== EXTRACTED MATERIAL
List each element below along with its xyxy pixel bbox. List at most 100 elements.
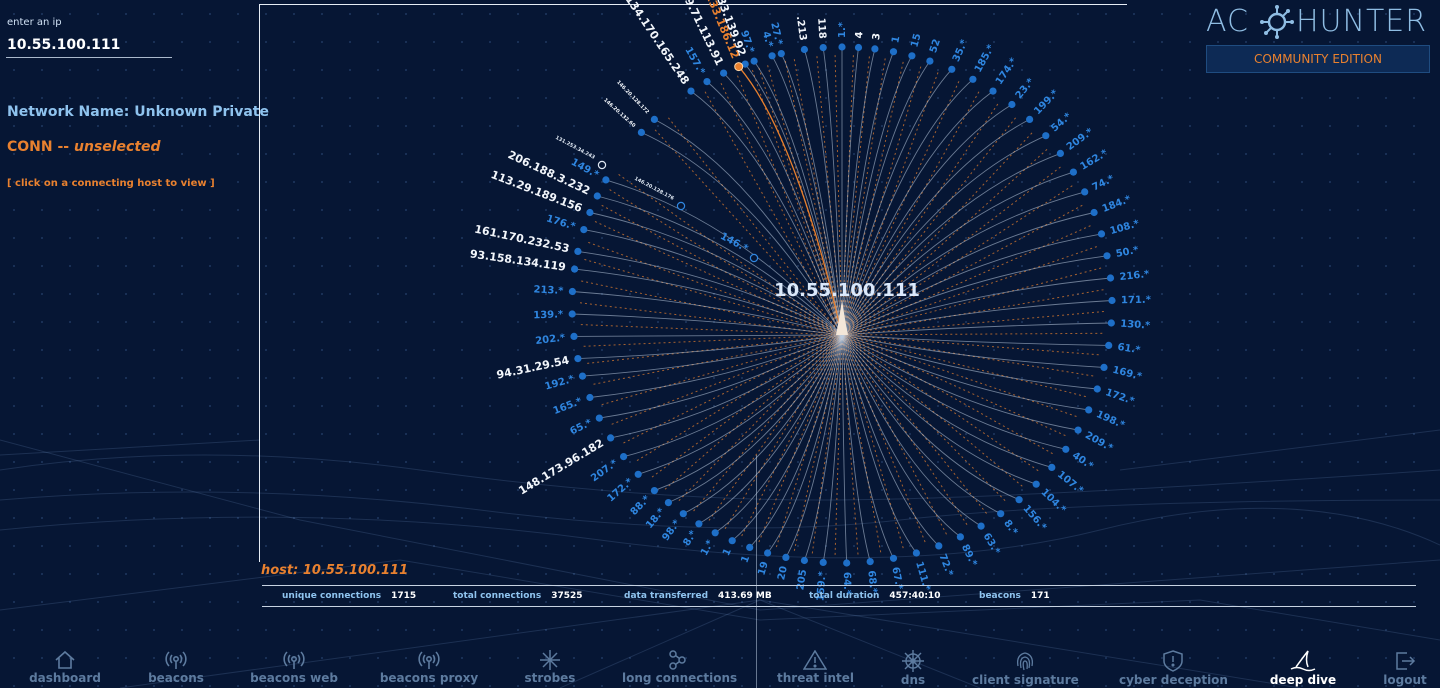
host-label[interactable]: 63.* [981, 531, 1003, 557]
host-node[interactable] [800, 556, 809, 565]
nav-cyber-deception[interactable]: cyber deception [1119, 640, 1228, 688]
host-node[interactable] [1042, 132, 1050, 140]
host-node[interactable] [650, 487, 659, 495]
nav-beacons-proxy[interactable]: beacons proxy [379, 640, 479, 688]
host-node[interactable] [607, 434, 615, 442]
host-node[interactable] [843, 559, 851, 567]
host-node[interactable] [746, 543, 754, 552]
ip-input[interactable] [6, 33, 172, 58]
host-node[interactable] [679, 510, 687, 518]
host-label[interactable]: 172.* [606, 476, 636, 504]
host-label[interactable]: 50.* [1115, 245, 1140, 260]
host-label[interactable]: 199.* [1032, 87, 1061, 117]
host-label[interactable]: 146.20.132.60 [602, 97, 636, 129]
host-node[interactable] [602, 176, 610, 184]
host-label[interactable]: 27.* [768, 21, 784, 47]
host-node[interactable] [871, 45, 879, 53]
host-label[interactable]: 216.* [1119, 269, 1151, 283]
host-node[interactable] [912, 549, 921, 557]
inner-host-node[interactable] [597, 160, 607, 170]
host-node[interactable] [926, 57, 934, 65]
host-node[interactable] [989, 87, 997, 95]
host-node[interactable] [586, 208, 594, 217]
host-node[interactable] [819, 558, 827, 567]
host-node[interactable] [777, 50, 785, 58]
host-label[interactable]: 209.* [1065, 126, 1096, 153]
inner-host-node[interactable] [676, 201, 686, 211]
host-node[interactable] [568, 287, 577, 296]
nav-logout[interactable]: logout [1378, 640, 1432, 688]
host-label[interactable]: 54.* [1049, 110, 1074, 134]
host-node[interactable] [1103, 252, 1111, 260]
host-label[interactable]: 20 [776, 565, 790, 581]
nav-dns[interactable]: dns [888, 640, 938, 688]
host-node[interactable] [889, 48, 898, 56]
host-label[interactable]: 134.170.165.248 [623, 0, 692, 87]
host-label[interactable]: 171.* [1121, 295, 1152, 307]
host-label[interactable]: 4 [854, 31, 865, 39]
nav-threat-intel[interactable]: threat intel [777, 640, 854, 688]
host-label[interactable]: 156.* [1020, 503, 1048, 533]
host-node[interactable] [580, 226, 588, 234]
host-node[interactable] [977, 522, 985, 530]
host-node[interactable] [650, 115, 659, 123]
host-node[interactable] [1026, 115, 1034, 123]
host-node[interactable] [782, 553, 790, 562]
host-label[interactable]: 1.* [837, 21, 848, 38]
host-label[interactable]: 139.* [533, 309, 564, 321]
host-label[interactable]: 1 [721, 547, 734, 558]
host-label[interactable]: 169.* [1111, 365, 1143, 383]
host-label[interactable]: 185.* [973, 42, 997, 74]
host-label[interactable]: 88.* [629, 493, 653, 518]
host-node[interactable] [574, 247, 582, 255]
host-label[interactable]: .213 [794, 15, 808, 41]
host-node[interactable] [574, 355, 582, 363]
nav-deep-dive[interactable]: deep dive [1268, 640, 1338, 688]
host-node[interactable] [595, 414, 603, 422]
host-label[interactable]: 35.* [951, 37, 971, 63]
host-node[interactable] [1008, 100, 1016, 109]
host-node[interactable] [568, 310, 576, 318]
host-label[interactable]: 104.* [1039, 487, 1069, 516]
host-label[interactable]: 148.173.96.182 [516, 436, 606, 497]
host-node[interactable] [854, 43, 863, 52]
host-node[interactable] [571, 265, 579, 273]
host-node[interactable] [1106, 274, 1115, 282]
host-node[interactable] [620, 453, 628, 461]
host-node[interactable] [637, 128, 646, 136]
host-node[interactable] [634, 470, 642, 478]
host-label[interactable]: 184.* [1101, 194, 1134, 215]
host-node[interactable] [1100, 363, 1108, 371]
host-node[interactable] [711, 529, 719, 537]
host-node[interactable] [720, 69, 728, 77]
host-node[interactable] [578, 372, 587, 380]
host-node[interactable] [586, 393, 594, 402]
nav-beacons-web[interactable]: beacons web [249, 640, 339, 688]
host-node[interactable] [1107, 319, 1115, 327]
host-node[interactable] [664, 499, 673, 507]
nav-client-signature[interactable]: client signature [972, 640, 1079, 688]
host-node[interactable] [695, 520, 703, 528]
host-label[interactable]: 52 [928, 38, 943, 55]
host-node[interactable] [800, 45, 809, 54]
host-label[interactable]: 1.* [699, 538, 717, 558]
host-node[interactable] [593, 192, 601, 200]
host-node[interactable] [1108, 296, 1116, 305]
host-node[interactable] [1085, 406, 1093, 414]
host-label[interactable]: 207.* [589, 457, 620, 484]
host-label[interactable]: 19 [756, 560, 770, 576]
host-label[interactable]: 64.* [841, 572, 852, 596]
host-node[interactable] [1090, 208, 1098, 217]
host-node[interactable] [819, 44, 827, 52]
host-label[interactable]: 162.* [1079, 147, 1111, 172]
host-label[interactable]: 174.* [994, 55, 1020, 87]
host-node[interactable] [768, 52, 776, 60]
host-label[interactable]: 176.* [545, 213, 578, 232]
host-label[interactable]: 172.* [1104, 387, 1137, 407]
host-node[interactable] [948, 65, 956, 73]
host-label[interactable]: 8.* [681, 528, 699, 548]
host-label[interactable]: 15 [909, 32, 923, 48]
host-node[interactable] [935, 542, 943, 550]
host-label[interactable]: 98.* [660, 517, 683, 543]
====
== EXTRACTED MATERIAL
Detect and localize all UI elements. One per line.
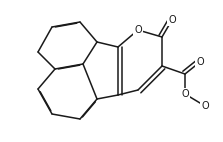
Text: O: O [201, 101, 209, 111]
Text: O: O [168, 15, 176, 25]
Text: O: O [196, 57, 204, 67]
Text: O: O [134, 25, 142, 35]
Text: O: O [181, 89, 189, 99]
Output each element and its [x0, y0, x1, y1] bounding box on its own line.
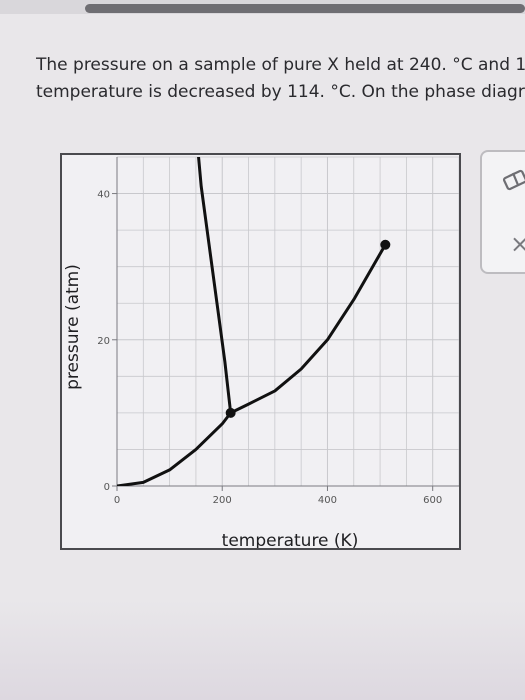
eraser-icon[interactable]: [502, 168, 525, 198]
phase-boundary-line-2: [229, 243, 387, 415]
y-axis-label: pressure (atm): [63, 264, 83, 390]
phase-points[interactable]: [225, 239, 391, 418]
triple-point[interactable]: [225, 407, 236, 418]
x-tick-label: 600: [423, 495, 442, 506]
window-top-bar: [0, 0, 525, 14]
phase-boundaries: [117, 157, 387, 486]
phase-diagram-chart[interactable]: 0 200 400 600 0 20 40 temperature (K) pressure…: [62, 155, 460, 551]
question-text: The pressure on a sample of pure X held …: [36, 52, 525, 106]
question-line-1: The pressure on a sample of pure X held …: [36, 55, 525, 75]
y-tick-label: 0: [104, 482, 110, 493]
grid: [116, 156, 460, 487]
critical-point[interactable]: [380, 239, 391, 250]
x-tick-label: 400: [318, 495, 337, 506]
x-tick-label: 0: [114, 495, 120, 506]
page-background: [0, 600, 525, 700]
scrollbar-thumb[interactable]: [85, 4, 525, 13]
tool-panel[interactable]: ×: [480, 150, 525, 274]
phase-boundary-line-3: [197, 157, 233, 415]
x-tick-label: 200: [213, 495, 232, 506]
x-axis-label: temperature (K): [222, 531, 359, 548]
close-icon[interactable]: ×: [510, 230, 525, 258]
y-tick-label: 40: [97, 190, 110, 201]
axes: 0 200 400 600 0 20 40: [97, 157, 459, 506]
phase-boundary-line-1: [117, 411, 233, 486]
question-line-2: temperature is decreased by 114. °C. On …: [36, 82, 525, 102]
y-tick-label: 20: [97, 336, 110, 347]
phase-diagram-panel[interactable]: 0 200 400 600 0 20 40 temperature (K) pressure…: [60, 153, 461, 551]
====
== EXTRACTED MATERIAL
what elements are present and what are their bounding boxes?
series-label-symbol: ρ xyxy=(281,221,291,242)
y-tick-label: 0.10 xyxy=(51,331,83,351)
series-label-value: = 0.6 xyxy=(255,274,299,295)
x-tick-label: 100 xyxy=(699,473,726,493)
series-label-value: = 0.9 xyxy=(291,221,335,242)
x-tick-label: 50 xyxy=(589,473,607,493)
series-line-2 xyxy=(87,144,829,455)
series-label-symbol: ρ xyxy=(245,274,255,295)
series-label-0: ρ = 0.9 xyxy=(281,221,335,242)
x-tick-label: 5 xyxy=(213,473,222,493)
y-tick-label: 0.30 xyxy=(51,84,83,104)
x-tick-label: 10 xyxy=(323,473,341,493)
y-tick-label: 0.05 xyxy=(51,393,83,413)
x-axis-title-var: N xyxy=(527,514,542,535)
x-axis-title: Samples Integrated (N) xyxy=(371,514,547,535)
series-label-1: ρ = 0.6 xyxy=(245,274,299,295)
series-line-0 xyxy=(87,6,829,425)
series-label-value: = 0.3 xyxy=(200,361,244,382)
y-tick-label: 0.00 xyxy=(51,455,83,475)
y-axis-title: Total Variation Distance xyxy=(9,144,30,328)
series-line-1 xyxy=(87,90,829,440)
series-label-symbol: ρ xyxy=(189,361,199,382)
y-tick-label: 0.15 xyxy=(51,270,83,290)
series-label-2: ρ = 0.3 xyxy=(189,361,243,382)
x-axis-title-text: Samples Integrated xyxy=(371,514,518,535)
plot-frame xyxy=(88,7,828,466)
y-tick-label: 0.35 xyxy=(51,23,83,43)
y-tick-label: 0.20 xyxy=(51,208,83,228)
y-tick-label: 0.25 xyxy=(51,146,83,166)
====
WHAT NEEDS TO BE DONE: Duplicate the rows from the line with "Detect and localize" to the line with "phase-diagram-panel[interactable]: 0 200", both included, and leave the pictures out.

OUTPUT FOR THIS TASK:
Detect and localize all UI elements. One per line.
Text: O: O [201, 101, 209, 111]
Text: O: O [168, 15, 176, 25]
Text: O: O [196, 57, 204, 67]
Text: O: O [134, 25, 142, 35]
Text: O: O [181, 89, 189, 99]
Output each element and its [x0, y0, x1, y1] bounding box on its own line.
eraser-icon[interactable]: [502, 168, 525, 198]
phase-boundary-line-2: [229, 243, 387, 415]
y-axis-label: pressure (atm): [63, 264, 83, 390]
phase-points[interactable]: [225, 239, 391, 418]
triple-point[interactable]: [225, 407, 236, 418]
x-tick-label: 600: [423, 495, 442, 506]
window-top-bar: [0, 0, 525, 14]
phase-boundaries: [117, 157, 387, 486]
phase-diagram-chart[interactable]: 0 200 400 600 0 20 40 temperature (K) pressure…: [62, 155, 460, 551]
question-text: The pressure on a sample of pure X held …: [36, 52, 525, 106]
question-line-1: The pressure on a sample of pure X held …: [36, 55, 525, 75]
y-tick-label: 0: [104, 482, 110, 493]
grid: [116, 156, 460, 487]
critical-point[interactable]: [380, 239, 391, 250]
x-tick-label: 400: [318, 495, 337, 506]
x-tick-label: 0: [114, 495, 120, 506]
page-background: [0, 600, 525, 700]
scrollbar-thumb[interactable]: [85, 4, 525, 13]
tool-panel[interactable]: ×: [480, 150, 525, 274]
phase-boundary-line-3: [197, 157, 233, 415]
x-tick-label: 200: [213, 495, 232, 506]
x-axis-label: temperature (K): [222, 531, 359, 548]
close-icon[interactable]: ×: [510, 230, 525, 258]
y-tick-label: 40: [97, 190, 110, 201]
axes: 0 200 400 600 0 20 40: [97, 157, 459, 506]
phase-boundary-line-1: [117, 411, 233, 486]
question-line-2: temperature is decreased by 114. °C. On …: [36, 82, 525, 102]
y-tick-label: 20: [97, 336, 110, 347]
phase-diagram-panel[interactable]: 0 200 400 600 0 20 40 temperature (K) pressure…: [60, 153, 461, 551]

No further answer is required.